**REQUIRED TASK:** Return every entry exactly as written.

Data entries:
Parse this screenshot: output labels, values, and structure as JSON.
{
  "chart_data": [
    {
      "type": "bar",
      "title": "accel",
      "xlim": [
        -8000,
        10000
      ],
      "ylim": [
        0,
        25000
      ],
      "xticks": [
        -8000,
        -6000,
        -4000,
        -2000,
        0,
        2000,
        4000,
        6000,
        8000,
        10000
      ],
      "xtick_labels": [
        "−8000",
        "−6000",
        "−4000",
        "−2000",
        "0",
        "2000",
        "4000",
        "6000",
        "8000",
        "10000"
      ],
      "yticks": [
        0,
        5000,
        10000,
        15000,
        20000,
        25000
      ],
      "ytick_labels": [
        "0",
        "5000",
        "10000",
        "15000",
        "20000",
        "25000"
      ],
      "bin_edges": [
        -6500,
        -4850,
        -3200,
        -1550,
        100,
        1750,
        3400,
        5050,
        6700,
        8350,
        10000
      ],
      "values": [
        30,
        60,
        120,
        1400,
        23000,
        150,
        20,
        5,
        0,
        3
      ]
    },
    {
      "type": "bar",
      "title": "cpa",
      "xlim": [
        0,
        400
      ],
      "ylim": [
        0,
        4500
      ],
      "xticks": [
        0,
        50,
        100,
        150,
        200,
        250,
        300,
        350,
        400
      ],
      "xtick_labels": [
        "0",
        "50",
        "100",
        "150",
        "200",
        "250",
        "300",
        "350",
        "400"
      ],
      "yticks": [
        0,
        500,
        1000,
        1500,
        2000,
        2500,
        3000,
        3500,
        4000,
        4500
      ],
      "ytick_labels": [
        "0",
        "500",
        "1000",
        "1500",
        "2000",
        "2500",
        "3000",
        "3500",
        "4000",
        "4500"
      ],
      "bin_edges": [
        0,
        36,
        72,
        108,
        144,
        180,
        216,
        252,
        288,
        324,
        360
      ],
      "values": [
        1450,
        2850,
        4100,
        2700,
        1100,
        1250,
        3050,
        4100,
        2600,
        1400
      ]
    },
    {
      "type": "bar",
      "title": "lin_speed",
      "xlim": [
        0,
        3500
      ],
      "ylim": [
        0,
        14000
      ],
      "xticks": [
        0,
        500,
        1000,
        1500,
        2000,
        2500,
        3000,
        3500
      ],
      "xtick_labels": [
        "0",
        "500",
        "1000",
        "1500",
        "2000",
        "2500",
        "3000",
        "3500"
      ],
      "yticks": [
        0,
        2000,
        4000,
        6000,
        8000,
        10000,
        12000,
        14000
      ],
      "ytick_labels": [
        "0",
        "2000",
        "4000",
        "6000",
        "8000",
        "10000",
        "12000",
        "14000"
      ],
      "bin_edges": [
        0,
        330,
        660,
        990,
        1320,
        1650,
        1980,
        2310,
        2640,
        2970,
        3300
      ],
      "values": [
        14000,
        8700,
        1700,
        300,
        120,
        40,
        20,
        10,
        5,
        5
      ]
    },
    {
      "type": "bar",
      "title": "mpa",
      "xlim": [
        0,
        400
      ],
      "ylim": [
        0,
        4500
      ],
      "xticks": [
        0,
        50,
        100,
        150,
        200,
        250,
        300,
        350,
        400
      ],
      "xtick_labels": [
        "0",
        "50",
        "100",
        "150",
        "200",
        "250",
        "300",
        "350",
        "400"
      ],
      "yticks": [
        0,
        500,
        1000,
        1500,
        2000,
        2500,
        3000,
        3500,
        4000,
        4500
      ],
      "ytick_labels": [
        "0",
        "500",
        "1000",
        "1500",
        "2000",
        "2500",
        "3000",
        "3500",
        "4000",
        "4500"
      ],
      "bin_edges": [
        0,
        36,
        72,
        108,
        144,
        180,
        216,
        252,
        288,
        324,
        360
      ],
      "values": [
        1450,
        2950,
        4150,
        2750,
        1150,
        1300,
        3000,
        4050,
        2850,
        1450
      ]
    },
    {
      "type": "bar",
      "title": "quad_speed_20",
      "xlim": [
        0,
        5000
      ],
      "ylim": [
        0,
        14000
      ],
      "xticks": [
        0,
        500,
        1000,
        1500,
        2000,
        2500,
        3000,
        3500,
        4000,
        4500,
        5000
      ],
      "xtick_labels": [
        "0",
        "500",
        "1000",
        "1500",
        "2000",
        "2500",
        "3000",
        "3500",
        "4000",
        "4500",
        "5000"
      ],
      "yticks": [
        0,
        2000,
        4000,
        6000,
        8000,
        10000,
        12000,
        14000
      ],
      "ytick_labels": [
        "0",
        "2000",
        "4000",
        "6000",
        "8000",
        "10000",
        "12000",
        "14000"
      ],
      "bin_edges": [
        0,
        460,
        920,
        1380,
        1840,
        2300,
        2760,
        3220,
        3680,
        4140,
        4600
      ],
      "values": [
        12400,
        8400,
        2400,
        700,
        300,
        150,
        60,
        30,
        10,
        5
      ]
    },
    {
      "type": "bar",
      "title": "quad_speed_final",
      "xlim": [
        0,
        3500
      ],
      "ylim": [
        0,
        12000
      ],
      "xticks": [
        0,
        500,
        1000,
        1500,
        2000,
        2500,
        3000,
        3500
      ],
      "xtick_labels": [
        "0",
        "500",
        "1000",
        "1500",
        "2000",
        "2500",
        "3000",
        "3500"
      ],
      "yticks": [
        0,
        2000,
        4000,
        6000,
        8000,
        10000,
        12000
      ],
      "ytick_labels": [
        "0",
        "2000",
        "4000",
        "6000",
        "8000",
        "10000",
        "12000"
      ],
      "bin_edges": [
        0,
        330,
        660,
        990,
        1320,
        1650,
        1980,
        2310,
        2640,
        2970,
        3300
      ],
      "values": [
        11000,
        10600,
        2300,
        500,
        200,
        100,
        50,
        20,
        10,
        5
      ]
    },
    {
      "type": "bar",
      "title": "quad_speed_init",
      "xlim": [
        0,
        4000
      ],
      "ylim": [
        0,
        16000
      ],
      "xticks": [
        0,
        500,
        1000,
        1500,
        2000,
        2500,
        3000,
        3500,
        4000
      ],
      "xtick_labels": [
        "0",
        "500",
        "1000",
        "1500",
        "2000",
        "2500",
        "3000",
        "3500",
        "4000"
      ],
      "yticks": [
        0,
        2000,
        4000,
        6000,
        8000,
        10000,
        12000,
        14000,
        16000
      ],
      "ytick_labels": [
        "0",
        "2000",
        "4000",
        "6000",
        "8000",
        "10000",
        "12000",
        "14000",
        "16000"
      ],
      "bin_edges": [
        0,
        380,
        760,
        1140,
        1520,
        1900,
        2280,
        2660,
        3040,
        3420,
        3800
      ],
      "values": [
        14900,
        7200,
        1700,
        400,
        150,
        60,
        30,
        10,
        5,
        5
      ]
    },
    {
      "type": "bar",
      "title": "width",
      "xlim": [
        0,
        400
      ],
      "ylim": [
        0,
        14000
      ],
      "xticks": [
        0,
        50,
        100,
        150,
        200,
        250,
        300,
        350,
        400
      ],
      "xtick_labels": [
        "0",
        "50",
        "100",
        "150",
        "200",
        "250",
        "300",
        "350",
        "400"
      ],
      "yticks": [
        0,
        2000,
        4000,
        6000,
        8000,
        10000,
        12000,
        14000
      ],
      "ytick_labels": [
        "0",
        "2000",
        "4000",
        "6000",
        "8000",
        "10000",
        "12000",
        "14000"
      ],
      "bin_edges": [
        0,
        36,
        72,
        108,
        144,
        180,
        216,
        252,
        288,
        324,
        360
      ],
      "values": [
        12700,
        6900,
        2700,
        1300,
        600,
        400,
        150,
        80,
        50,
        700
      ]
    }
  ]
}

**CORRECT RESULT:**
Parse this screenshot: output labels, values, and structure as JSON.
{
  "chart_data": [
    {
      "type": "bar",
      "title": "accel",
      "xlim": [
        -8000,
        10000
      ],
      "ylim": [
        0,
        25000
      ],
      "xticks": [
        -8000,
        -6000,
        -4000,
        -2000,
        0,
        2000,
        4000,
        6000,
        8000,
        10000
      ],
      "xtick_labels": [
        "−8000",
        "−6000",
        "−4000",
        "−2000",
        "0",
        "2000",
        "4000",
        "6000",
        "8000",
        "10000"
      ],
      "yticks": [
        0,
        5000,
        10000,
        15000,
        20000,
        25000
      ],
      "ytick_labels": [
        "0",
        "5000",
        "10000",
        "15000",
        "20000",
        "25000"
      ],
      "bin_edges": [
        -6500,
        -4850,
        -3200,
        -1550,
        100,
        1750,
        3400,
        5050,
        6700,
        8350,
        10000
      ],
      "values": [
        30,
        60,
        120,
        1400,
        23000,
        150,
        20,
        5,
        0,
        3
      ]
    },
    {
      "type": "bar",
      "title": "cpa",
      "xlim": [
        0,
        400
      ],
      "ylim": [
        0,
        4500
      ],
      "xticks": [
        0,
        50,
        100,
        150,
        200,
        250,
        300,
        350,
        400
      ],
      "xtick_labels": [
        "0",
        "50",
        "100",
        "150",
        "200",
        "250",
        "300",
        "350",
        "400"
      ],
      "yticks": [
        0,
        500,
        1000,
        1500,
        2000,
        2500,
        3000,
        3500,
        4000,
        4500
      ],
      "ytick_labels": [
        "0",
        "500",
        "1000",
        "1500",
        "2000",
        "2500",
        "3000",
        "3500",
        "4000",
        "4500"
      ],
      "bin_edges": [
        0,
        36,
        72,
        108,
        144,
        180,
        216,
        252,
        288,
        324,
        360
      ],
      "values": [
        1450,
        2850,
        4100,
        2700,
        1100,
        1250,
        3050,
        4100,
        2600,
        1400
      ]
    },
    {
      "type": "bar",
      "title": "lin_speed",
      "xlim": [
        0,
        3500
      ],
      "ylim": [
        0,
        14000
      ],
      "xticks": [
        0,
        500,
        1000,
        1500,
        2000,
        2500,
        3000,
        3500
      ],
      "xtick_labels": [
        "0",
        "500",
        "1000",
        "1500",
        "2000",
        "2500",
        "3000",
        "3500"
      ],
      "yticks": [
        0,
        2000,
        4000,
        6000,
        8000,
        10000,
        12000,
        14000
      ],
      "ytick_labels": [
        "0",
        "2000",
        "4000",
        "6000",
        "8000",
        "10000",
        "12000",
        "14000"
      ],
      "bin_edges": [
        0,
        330,
        660,
        990,
        1320,
        1650,
        1980,
        2310,
        2640,
        2970,
        3300
      ],
      "values": [
        14000,
        8700,
        1700,
        300,
        120,
        40,
        20,
        10,
        5,
        5
      ]
    },
    {
      "type": "bar",
      "title": "mpa",
      "xlim": [
        0,
        400
      ],
      "ylim": [
        0,
        4500
      ],
      "xticks": [
        0,
        50,
        100,
        150,
        200,
        250,
        300,
        350,
        400
      ],
      "xtick_labels": [
        "0",
        "50",
        "100",
        "150",
        "200",
        "250",
        "300",
        "350",
        "400"
      ],
      "yticks": [
        0,
        500,
        1000,
        1500,
        2000,
        2500,
        3000,
        3500,
        4000,
        4500
      ],
      "ytick_labels": [
        "0",
        "500",
        "1000",
        "1500",
        "2000",
        "2500",
        "3000",
        "3500",
        "4000",
        "4500"
      ],
      "bin_edges": [
        0,
        36,
        72,
        108,
        144,
        180,
        216,
        252,
        288,
        324,
        360
      ],
      "values": [
        1450,
        2950,
        4150,
        2750,
        1150,
        1300,
        3000,
        4050,
        2850,
        1450
      ]
    },
    {
      "type": "bar",
      "title": "quad_speed_20",
      "xlim": [
        0,
        5000
      ],
      "ylim": [
        0,
        14000
      ],
      "xticks": [
        0,
        500,
        1000,
        1500,
        2000,
        2500,
        3000,
        3500,
        4000,
        4500,
        5000
      ],
      "xtick_labels": [
        "0",
        "500",
        "1000",
        "1500",
        "2000",
        "2500",
        "3000",
        "3500",
        "4000",
        "4500",
        "5000"
      ],
      "yticks": [
        0,
        2000,
        4000,
        6000,
        8000,
        10000,
        12000,
        14000
      ],
      "ytick_labels": [
        "0",
        "2000",
        "4000",
        "6000",
        "8000",
        "10000",
        "12000",
        "14000"
      ],
      "bin_edges": [
        0,
        460,
        920,
        1380,
        1840,
        2300,
        2760,
        3220,
        3680,
        4140,
        4600
      ],
      "values": [
        12400,
        8400,
        2400,
        700,
        300,
        150,
        60,
        30,
        10,
        5
      ]
    },
    {
      "type": "bar",
      "title": "quad_speed_final",
      "xlim": [
        0,
        3500
      ],
      "ylim": [
        0,
        12000
      ],
      "xticks": [
        0,
        500,
        1000,
        1500,
        2000,
        2500,
        3000,
        3500
      ],
      "xtick_labels": [
        "0",
        "500",
        "1000",
        "1500",
        "2000",
        "2500",
        "3000",
        "3500"
      ],
      "yticks": [
        0,
        2000,
        4000,
        6000,
        8000,
        10000,
        12000
      ],
      "ytick_labels": [
        "0",
        "2000",
        "4000",
        "6000",
        "8000",
        "10000",
        "12000"
      ],
      "bin_edges": [
        0,
        330,
        660,
        990,
        1320,
        1650,
        1980,
        2310,
        2640,
        2970,
        3300
      ],
      "values": [
        11000,
        10600,
        2300,
        500,
        200,
        100,
        50,
        20,
        10,
        5
      ]
    },
    {
      "type": "bar",
      "title": "quad_speed_init",
      "xlim": [
        0,
        4000
      ],
      "ylim": [
        0,
        16000
      ],
      "xticks": [
        0,
        500,
        1000,
        1500,
        2000,
        2500,
        3000,
        3500,
        4000
      ],
      "xtick_labels": [
        "0",
        "500",
        "1000",
        "1500",
        "2000",
        "2500",
        "3000",
        "3500",
        "4000"
      ],
      "yticks": [
        0,
        2000,
        4000,
        6000,
        8000,
        10000,
        12000,
        14000,
        16000
      ],
      "ytick_labels": [
        "0",
        "2000",
        "4000",
        "6000",
        "8000",
        "10000",
        "12000",
        "14000",
        "16000"
      ],
      "bin_edges": [
        0,
        380,
        760,
        1140,
        1520,
        1900,
        2280,
        2660,
        3040,
        3420,
        3800
      ],
      "values": [
        14900,
        7200,
        1700,
        400,
        150,
        60,
        30,
        10,
        5,
        5
      ]
    },
    {
      "type": "bar",
      "title": "width",
      "xlim": [
        0,
        400
      ],
      "ylim": [
        0,
        14000
      ],
      "xticks": [
        0,
        50,
        100,
        150,
        200,
        250,
        300,
        350,
        400
      ],
      "xtick_labels": [
        "0",
        "50",
        "100",
        "150",
        "200",
        "250",
        "300",
        "350",
        "400"
      ],
      "yticks": [
        0,
        2000,
        4000,
        6000,
        8000,
        10000,
        12000,
        14000
      ],
      "ytick_labels": [
        "0",
        "2000",
        "4000",
        "6000",
        "8000",
        "10000",
        "12000",
        "14000"
      ],
      "bin_edges": [
        0,
        36,
        72,
        108,
        144,
        180,
        216,
        252,
        288,
        324,
        360
      ],
      "values": [
        12700,
        6900,
        2700,
        1300,
        600,
        400,
        150,
        80,
        50,
        700
      ]
    }
  ]
}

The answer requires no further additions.